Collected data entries
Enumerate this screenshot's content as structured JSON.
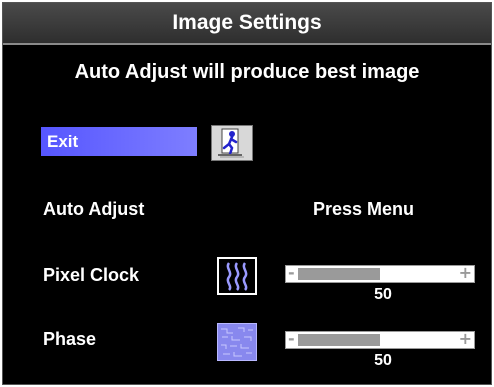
{
  "title": "Image Settings",
  "message": "Auto Adjust will produce best image",
  "exit": {
    "label": "Exit",
    "icon": "exit-person-icon"
  },
  "auto_adjust": {
    "label": "Auto Adjust",
    "value": "Press Menu"
  },
  "pixel_clock": {
    "label": "Pixel Clock",
    "value": "50",
    "level": 0.5,
    "icon": "wave-lines-icon"
  },
  "phase": {
    "label": "Phase",
    "value": "50",
    "level": 0.5,
    "icon": "noise-pattern-icon"
  },
  "colors": {
    "background": "#000000",
    "highlight": "#6a6aff",
    "slider_fill": "#9a9a9a",
    "text": "#ffffff"
  }
}
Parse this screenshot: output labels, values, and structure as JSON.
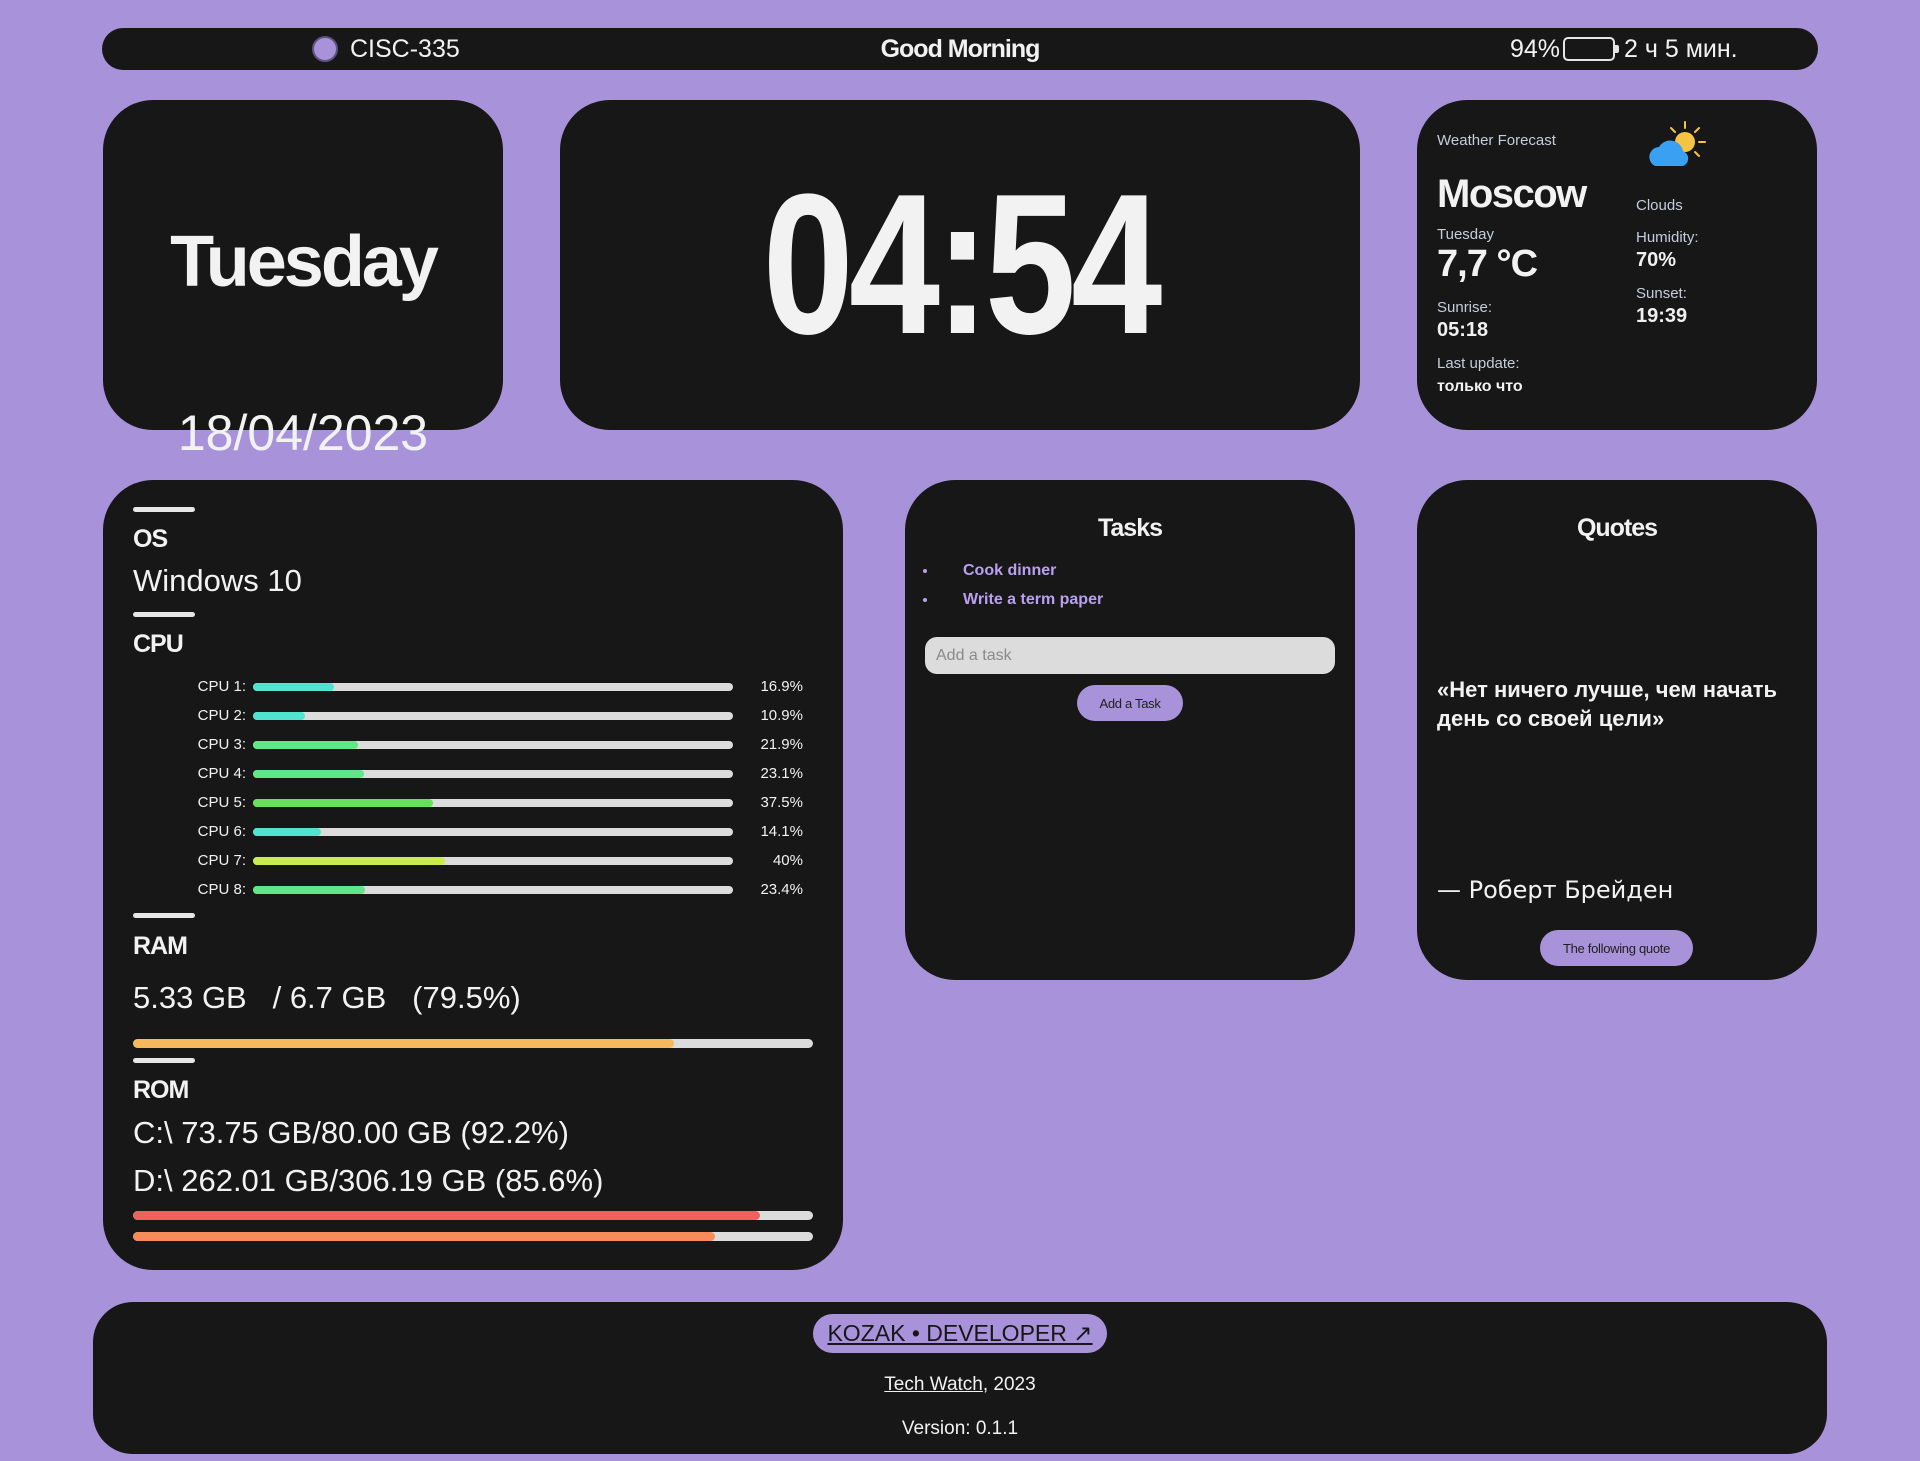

Stated goal: Exact duplication of all the records is required; pictures are omitted from the copy.

Solution to this task:
Enumerate this screenshot's content as structured JSON.
{
  "title": "Image Settings",
  "message": "Auto Adjust will produce best image",
  "exit": {
    "label": "Exit",
    "icon": "exit-person-icon"
  },
  "auto_adjust": {
    "label": "Auto Adjust",
    "value": "Press Menu"
  },
  "pixel_clock": {
    "label": "Pixel Clock",
    "value": "50",
    "level": 0.5,
    "icon": "wave-lines-icon"
  },
  "phase": {
    "label": "Phase",
    "value": "50",
    "level": 0.5,
    "icon": "noise-pattern-icon"
  },
  "colors": {
    "background": "#000000",
    "highlight": "#6a6aff",
    "slider_fill": "#9a9a9a",
    "text": "#ffffff"
  }
}
Parse this screenshot: output labels, values, and structure as JSON.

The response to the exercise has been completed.